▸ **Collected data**
◆ ◆ ◆ ◆

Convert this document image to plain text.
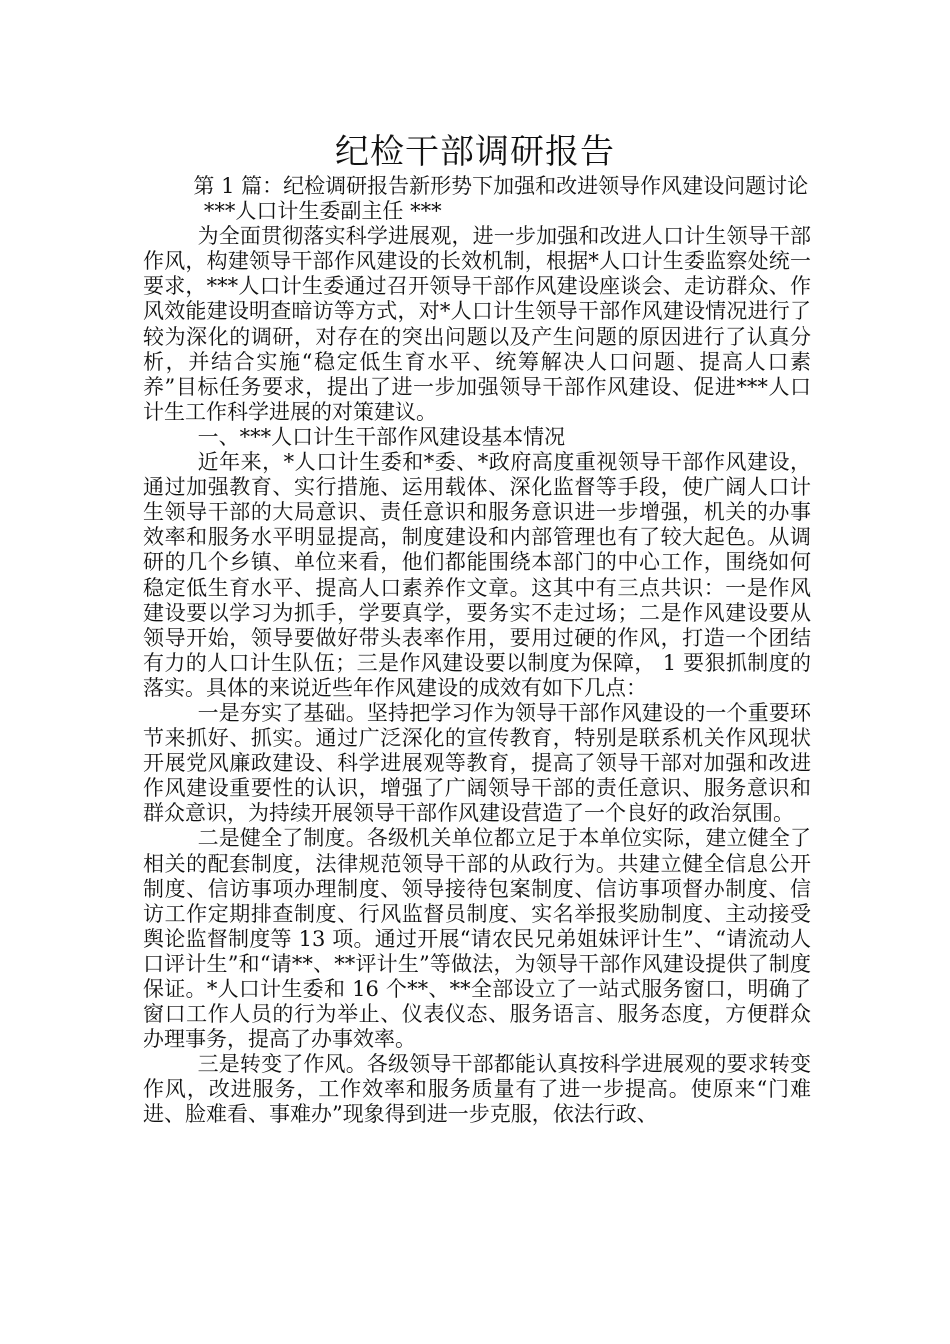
纪检干部调研报告

第 1 篇：纪检调研报告新形势下加强和改进领导作风建设问题讨论

***人口计生委副主任 ***

为全面贯彻落实科学进展观，进一步加强和改进人口计生领导干部作风，构建领导干部作风建设的长效机制，根据*人口计生委监察处统一要求，***人口计生委通过召开领导干部作风建设座谈会、走访群众、作风效能建设明查暗访等方式，对*人口计生领导干部作风建设情况进行了较为深化的调研，对存在的突出问题以及产生问题的原因进行了认真分析，并结合实施“稳定低生育水平、统筹解决人口问题、提高人口素养”目标任务要求，提出了进一步加强领导干部作风建设、促进***人口计生工作科学进展的对策建议。

一、***人口计生干部作风建设基本情况

近年来，*人口计生委和*委、*政府高度重视领导干部作风建设，通过加强教育、实行措施、运用载体、深化监督等手段，使广阔人口计生领导干部的大局意识、责任意识和服务意识进一步增强，机关的办事效率和服务水平明显提高，制度建设和内部管理也有了较大起色。从调研的几个乡镇、单位来看，他们都能围绕本部门的中心工作，围绕如何稳定低生育水平、提高人口素养作文章。这其中有三点共识：一是作风建设要以学习为抓手，学要真学，要务实不走过场；二是作风建设要从领导开始，领导要做好带头表率作用，要用过硬的作风，打造一个团结有力的人口计生队伍；三是作风建设要以制度为保障， 1 要狠抓制度的落实。具体的来说近些年作风建设的成效有如下几点：

一是夯实了基础。坚持把学习作为领导干部作风建设的一个重要环节来抓好、抓实。通过广泛深化的宣传教育，特别是联系机关作风现状开展党风廉政建设、科学进展观等教育，提高了领导干部对加强和改进作风建设重要性的认识，增强了广阔领导干部的责任意识、服务意识和群众意识，为持续开展领导干部作风建设营造了一个良好的政治氛围。

二是健全了制度。各级机关单位都立足于本单位实际，建立健全了相关的配套制度，法律规范领导干部的从政行为。共建立健全信息公开制度、信访事项办理制度、领导接待包案制度、信访事项督办制度、信访工作定期排查制度、行风监督员制度、实名举报奖励制度、主动接受舆论监督制度等 13 项。通过开展“请农民兄弟姐妹评计生”、“请流动人口评计生”和“请**、**评计生”等做法，为领导干部作风建设提供了制度保证。*人口计生委和 16 个**、**全部设立了一站式服务窗口，明确了窗口工作人员的行为举止、仪表仪态、服务语言、服务态度，方便群众办理事务，提高了办事效率。

三是转变了作风。各级领导干部都能认真按科学进展观的要求转变作风，改进服务，工作效率和服务质量有了进一步提高。使原来“门难进、脸难看、事难办”现象得到进一步克服，依法行政、
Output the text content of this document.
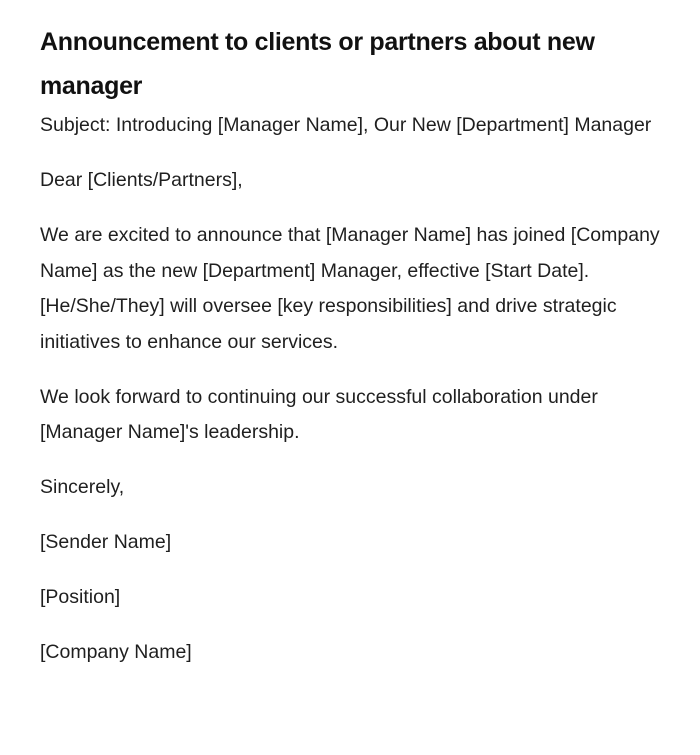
Announcement to clients or partners about new manager

Subject: Introducing [Manager Name], Our New [Department] Manager

Dear [Clients/Partners],

We are excited to announce that [Manager Name] has joined [Company Name] as the new [Department] Manager, effective [Start Date]. [He/She/They] will oversee [key responsibilities] and drive strategic initiatives to enhance our services.

We look forward to continuing our successful collaboration under [Manager Name]'s leadership.

Sincerely,

[Sender Name]

[Position]

[Company Name]
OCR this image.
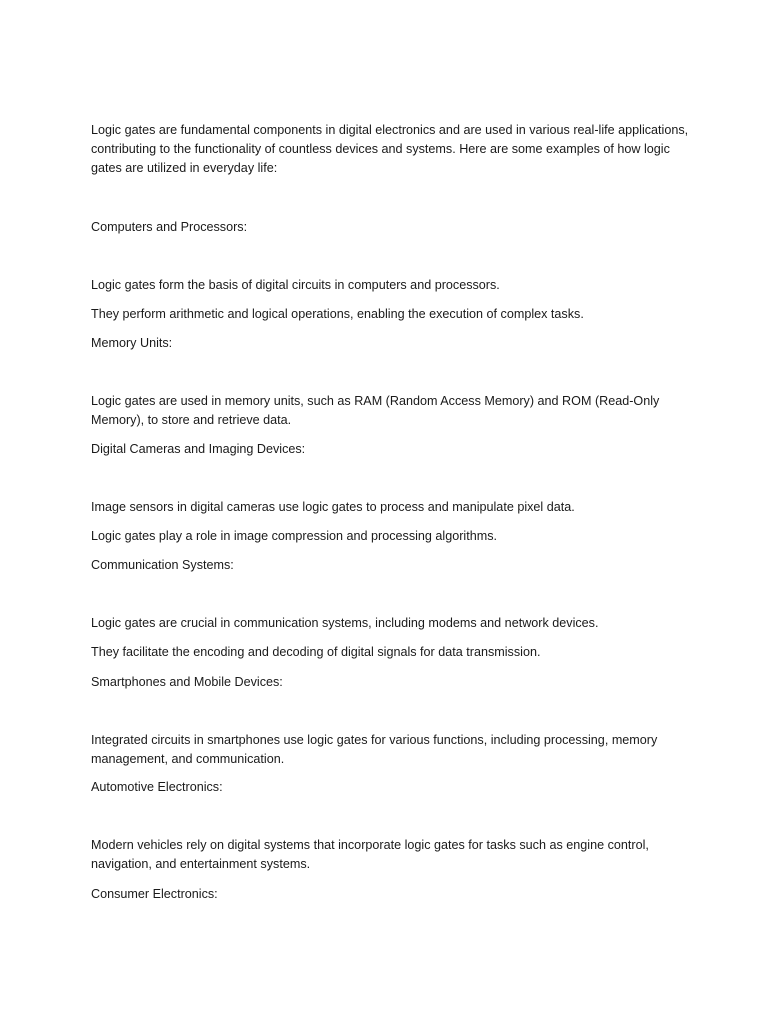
Logic gates are fundamental components in digital electronics and are used in various real-life applications, contributing to the functionality of countless devices and systems. Here are some examples of how logic gates are utilized in everyday life:

Computers and Processors:

Logic gates form the basis of digital circuits in computers and processors.

They perform arithmetic and logical operations, enabling the execution of complex tasks.

Memory Units:

Logic gates are used in memory units, such as RAM (Random Access Memory) and ROM (Read-Only Memory), to store and retrieve data.

Digital Cameras and Imaging Devices:

Image sensors in digital cameras use logic gates to process and manipulate pixel data.

Logic gates play a role in image compression and processing algorithms.

Communication Systems:

Logic gates are crucial in communication systems, including modems and network devices.

They facilitate the encoding and decoding of digital signals for data transmission.

Smartphones and Mobile Devices:

Integrated circuits in smartphones use logic gates for various functions, including processing, memory management, and communication.

Automotive Electronics:

Modern vehicles rely on digital systems that incorporate logic gates for tasks such as engine control, navigation, and entertainment systems.

Consumer Electronics:
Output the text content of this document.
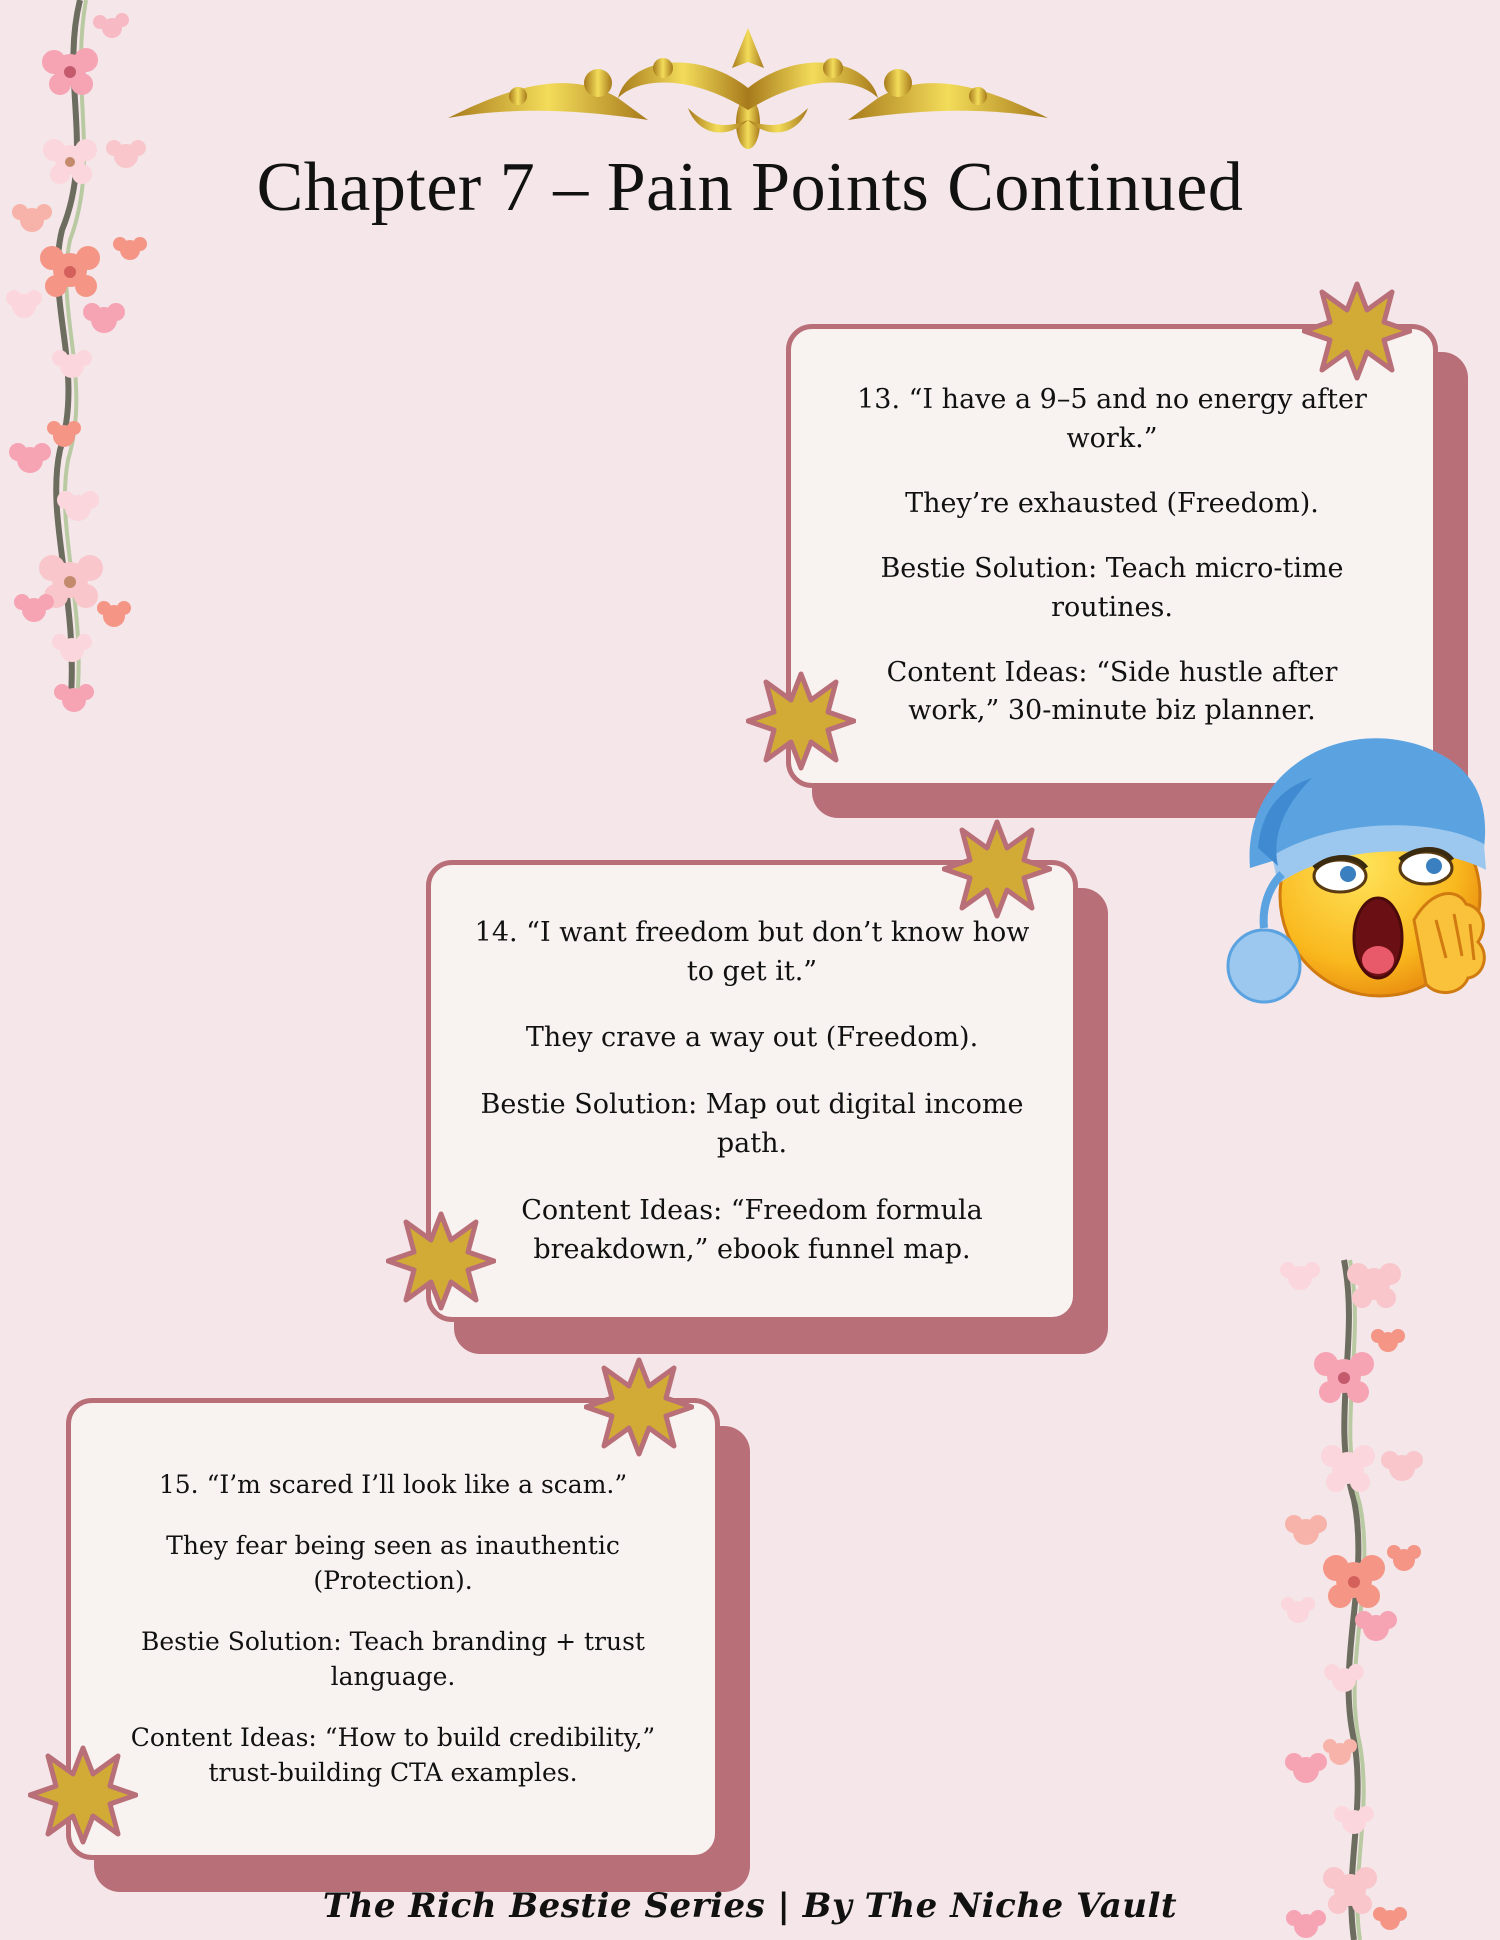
Chapter 7 – Pain Points Continued

13. “I have a 9–5 and no energy after work.”

They’re exhausted (Freedom).

Bestie Solution: Teach micro-time routines.

Content Ideas: “Side hustle after work,” 30-minute biz planner.

14. “I want freedom but don’t know how to get it.”

They crave a way out (Freedom).

Bestie Solution: Map out digital income path.

Content Ideas: “Freedom formula breakdown,” ebook funnel map.

15. “I’m scared I’ll look like a scam.”

They fear being seen as inauthentic (Protection).

Bestie Solution: Teach branding + trust language.

Content Ideas: “How to build credibility,” trust-building CTA examples.

The Rich Bestie Series | By The Niche Vault
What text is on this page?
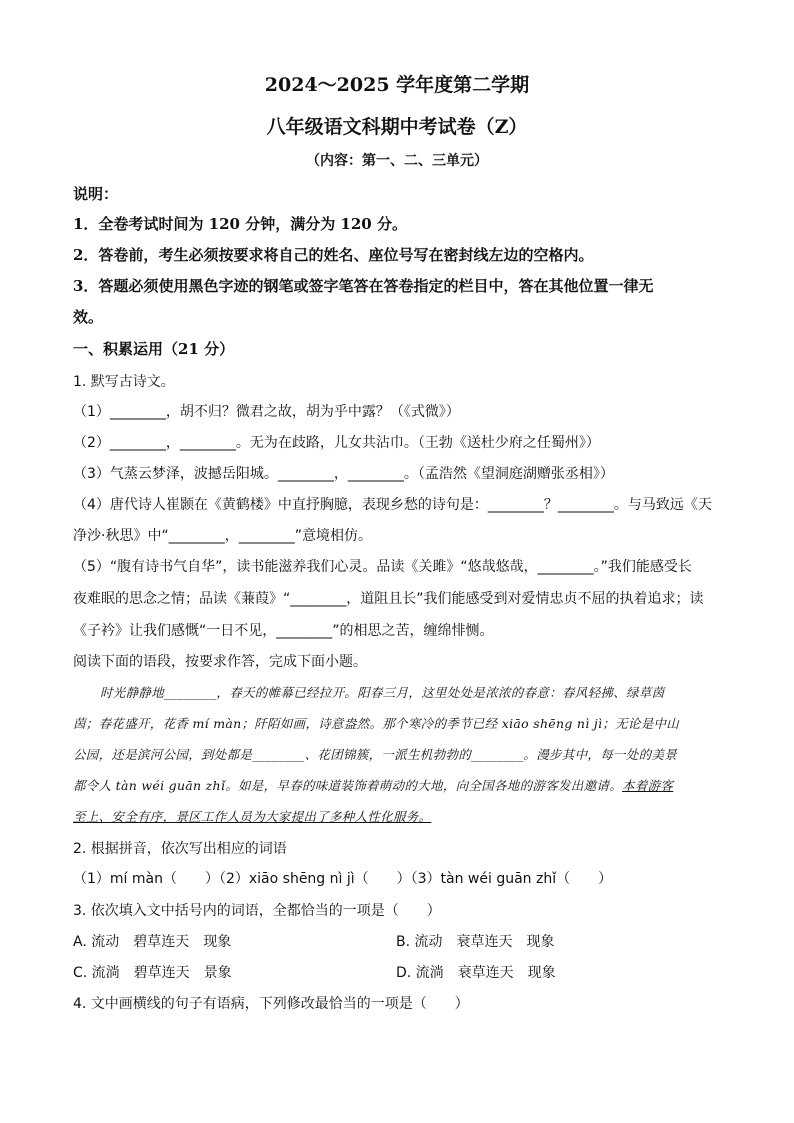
2024～2025 学年度第二学期
八年级语文科期中考试卷（Z）
（内容：第一、二、三单元）
说明：
1．全卷考试时间为 120 分钟，满分为 120 分。
2．答卷前，考生必须按要求将自己的姓名、座位号写在密封线左边的空格内。
3．答题必须使用黑色字迹的钢笔或签字笔答在答卷指定的栏目中，答在其他位置一律无
效。
一、积累运用（21 分）
1. 默写古诗文。
（1）________，胡不归？微君之故，胡为乎中露？（《式微》）
（2）________，________。无为在歧路，儿女共沾巾。（王勃《送杜少府之任蜀州》）
（3）气蒸云梦泽，波撼岳阳城。________，________。（孟浩然《望洞庭湖赠张丞相》）
（4）唐代诗人崔颢在《黄鹤楼》中直抒胸臆，表现乡愁的诗句是：________？________。与马致远《天
净沙·秋思》中“________，________”意境相仿。
（5）“腹有诗书气自华”，读书能滋养我们心灵。品读《关雎》“悠哉悠哉，________。”我们能感受长
夜难眠的思念之情；品读《蒹葭》“________，道阻且长”我们能感受到对爱情忠贞不屈的执着追求；读
《子衿》让我们感慨“一日不见，________”的相思之苦，缠绵悱恻。
阅读下面的语段，按要求作答，完成下面小题。
时光静静地________，春天的帷幕已经拉开。阳春三月，这里处处是浓浓的春意：春风轻拂、绿草茵
茵；春花盛开，花香 mí màn；阡陌如画，诗意盎然。那个寒冷的季节已经 xiāo shēng nì jì；无论是中山
公园，还是滨河公园，到处都是________、花团锦簇，一派生机勃勃的________。漫步其中，每一处的美景
都令人 tàn wéi guān zhǐ。如是，早春的味道装饰着萌动的大地，向全国各地的游客发出邀请。本着游客
至上、安全有序，景区工作人员为大家提出了多种人性化服务。
2. 根据拼音，依次写出相应的词语
（1）mí màn（　　）（2）xiāo shēng nì jì（　　）（3）tàn wéi guān zhǐ（　　）
3. 依次填入文中括号内的词语，全都恰当的一项是（　　）
A. 流动　碧草连天　现象	B. 流动　衰草连天　现象
C. 流淌　碧草连天　景象	D. 流淌　衰草连天　现象
4. 文中画横线的句子有语病，下列修改最恰当的一项是（　　）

◆ ◆ ◆ ◆

▸ **Set exercise**
In the entries above, identify every line with the string "trust".

▸ **Result of the exercise**
Bestie Solution: Teach branding + trust language.
Content Ideas: “How to build credibility,” trust-building CTA examples.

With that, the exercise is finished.